◆ Stated exercise ◆
Your answer should be a single number: the count of lines that include the word "View".

[Lines of data]
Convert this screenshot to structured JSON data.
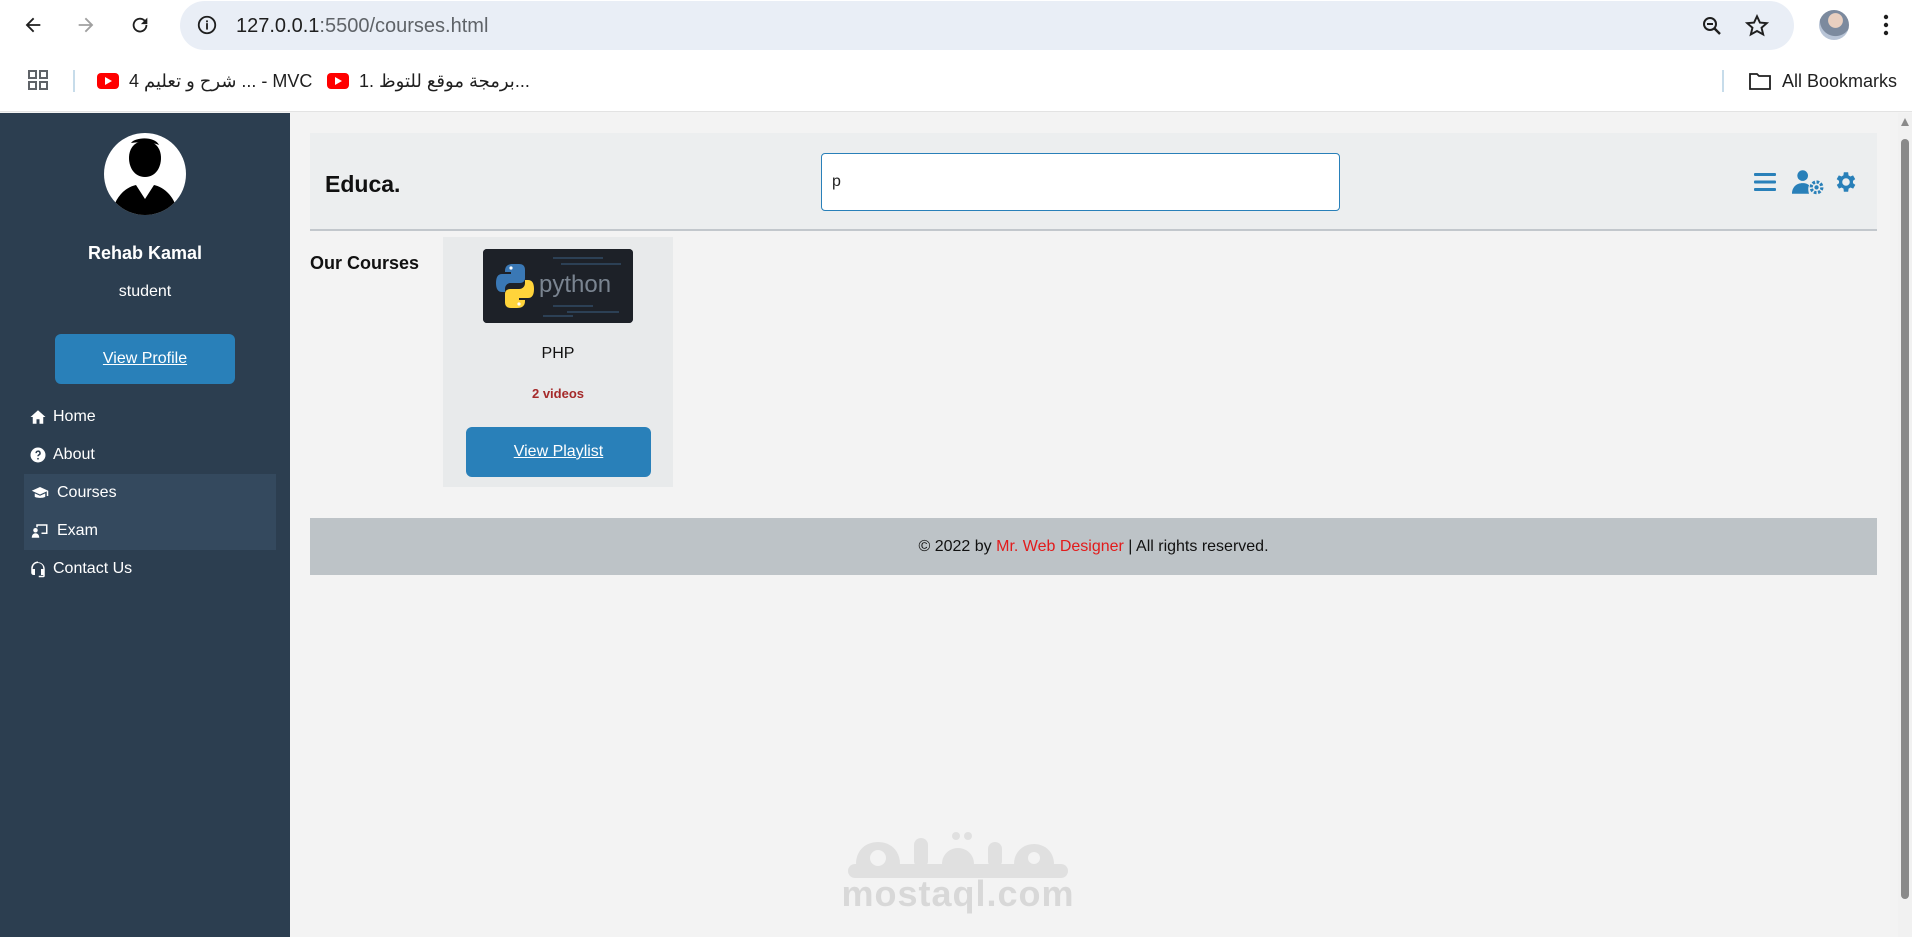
{
  "browser": {
    "url_host": "127.0.0.1",
    "url_port_path": ":5500/courses.html",
    "bookmarks": [
      {
        "label": "شرح و تعليم 4 ... - MVC",
        "icon": "youtube-icon"
      },
      {
        "label": "1. برمجة موقع للتوظ...",
        "icon": "youtube-icon"
      }
    ],
    "all_bookmarks_label": "All Bookmarks"
  },
  "sidebar": {
    "name": "Rehab Kamal",
    "role": "student",
    "view_profile_label": "View Profile",
    "nav": [
      {
        "label": "Home",
        "icon": "home-icon",
        "active": false
      },
      {
        "label": "About",
        "icon": "question-circle-icon",
        "active": false
      },
      {
        "label": "Courses",
        "icon": "graduation-cap-icon",
        "active": true
      },
      {
        "label": "Exam",
        "icon": "chalkboard-user-icon",
        "active": true
      },
      {
        "label": "Contact Us",
        "icon": "headset-icon",
        "active": false
      }
    ]
  },
  "header": {
    "logo": "Educa.",
    "search_value": "p",
    "icons": [
      "menu-icon",
      "user-gear-icon",
      "settings-gear-icon"
    ]
  },
  "main": {
    "section_title": "Our Courses",
    "courses": [
      {
        "title": "PHP",
        "meta": "2 videos",
        "button_label": "View Playlist",
        "thumbnail_text": "python"
      }
    ]
  },
  "footer": {
    "prefix": "© 2022 by ",
    "brand": "Mr. Web Designer",
    "suffix": " | All rights reserved."
  },
  "watermark": {
    "text": "mostaql.com"
  },
  "colors": {
    "sidebar_bg": "#2c3e50",
    "accent": "#2980b9",
    "meta_red": "#a52a2a",
    "footer_brand": "#e21b1b"
  }
}
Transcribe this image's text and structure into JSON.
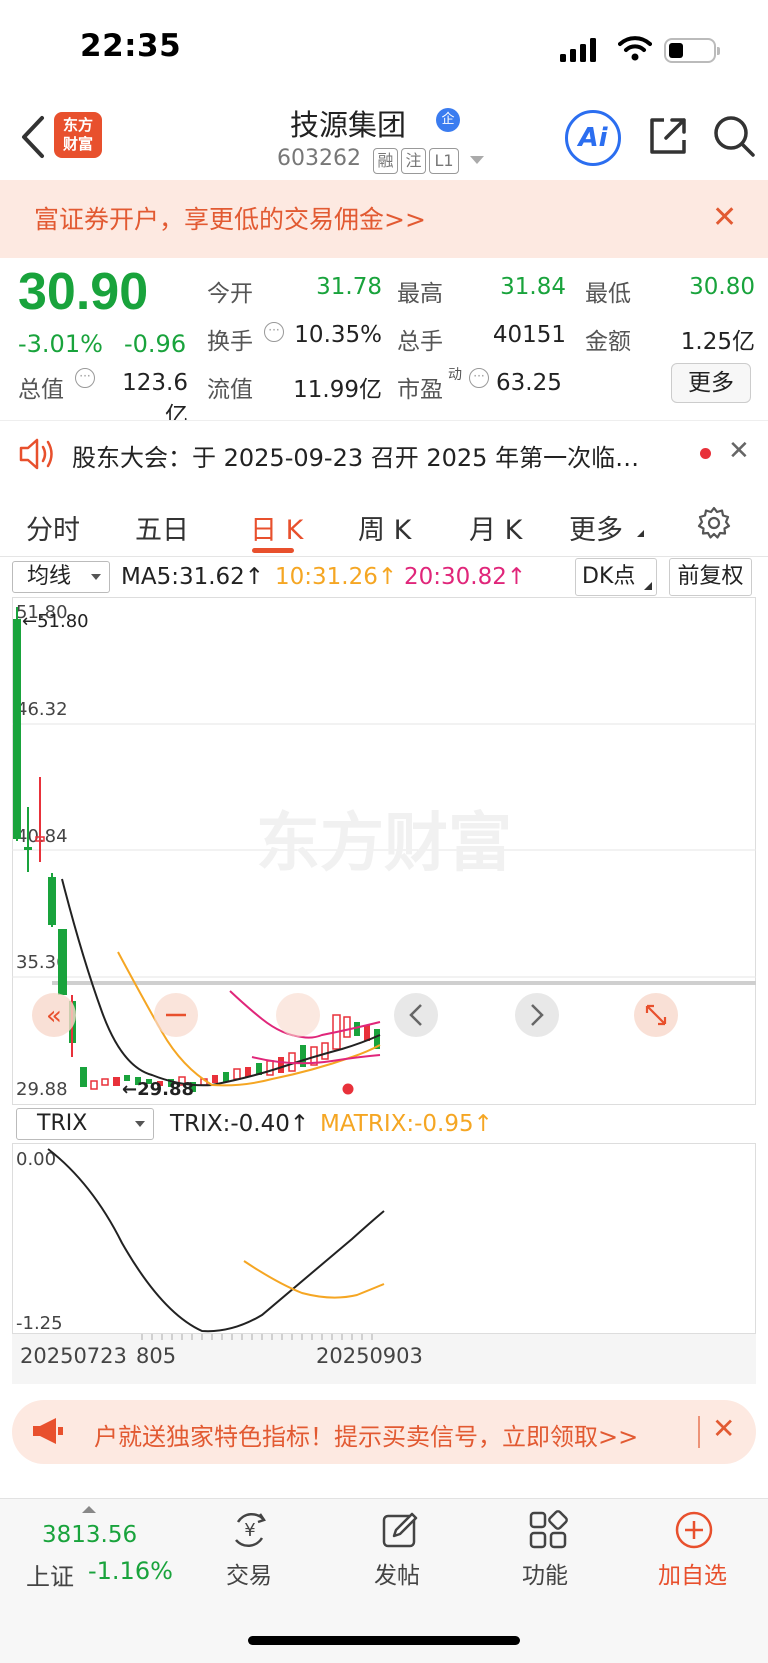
{
  "status": {
    "time": "22:35"
  },
  "header": {
    "logo_line1": "东方",
    "logo_line2": "财富",
    "stock_name": "技源集团",
    "verified": "企",
    "stock_code": "603262",
    "tags": [
      "融",
      "注",
      "L1"
    ],
    "ai_label": "Ai"
  },
  "promo": {
    "text": "富证券开户，享更低的交易佣金>>"
  },
  "quote": {
    "price": "30.90",
    "change_pct": "-3.01%",
    "change_amt": "-0.96",
    "open_label": "今开",
    "open": "31.78",
    "high_label": "最高",
    "high": "31.84",
    "low_label": "最低",
    "low": "30.80",
    "turnover_label": "换手",
    "turnover": "10.35%",
    "volume_label": "总手",
    "volume": "40151",
    "amount_label": "金额",
    "amount": "1.25亿",
    "mktcap_label": "总值",
    "mktcap": "123.6亿",
    "float_label": "流值",
    "float": "11.99亿",
    "pe_label": "市盈",
    "pe_sup": "动",
    "pe": "63.25",
    "more_label": "更多"
  },
  "announcement": {
    "text": "股东大会：于 2025-09-23 召开 2025 年第一次临…"
  },
  "tabs": [
    "分时",
    "五日",
    "日 K",
    "周 K",
    "月 K",
    "更多"
  ],
  "indicators": {
    "ma_select": "均线",
    "ma5": "MA5:31.62↑",
    "ma10": "10:31.26↑",
    "ma20": "20:30.82↑",
    "dk": "DK点",
    "adjust": "前复权",
    "trix_select": "TRIX",
    "trix": "TRIX:-0.40↑",
    "matrix": "MATRIX:-0.95↑"
  },
  "chart_data": [
    {
      "type": "candlestick",
      "y_ticks": [
        "51.80",
        "46.32",
        "40.84",
        "35.36",
        "29.88"
      ],
      "ylim": [
        29.88,
        51.8
      ],
      "high_marker": "←51.80",
      "low_marker": "←29.88",
      "watermark": "东方财富"
    },
    {
      "type": "line",
      "y_ticks": [
        "0.00",
        "-1.25"
      ],
      "ylim": [
        -1.25,
        0.0
      ],
      "x_labels": [
        "20250723",
        "805",
        "20250903"
      ]
    }
  ],
  "promo2": {
    "text": "户就送独家特色指标！提示买卖信号，立即领取>>"
  },
  "bottom": {
    "index_value": "3813.56",
    "index_name": "上证",
    "index_change": "-1.16%",
    "items": [
      "交易",
      "发帖",
      "功能",
      "加自选"
    ]
  },
  "colors": {
    "up": "#e8313a",
    "down": "#19a33c",
    "accent": "#e8502d",
    "ma10": "#f5a623",
    "ma20": "#e0267a"
  }
}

◆ Output ◆
2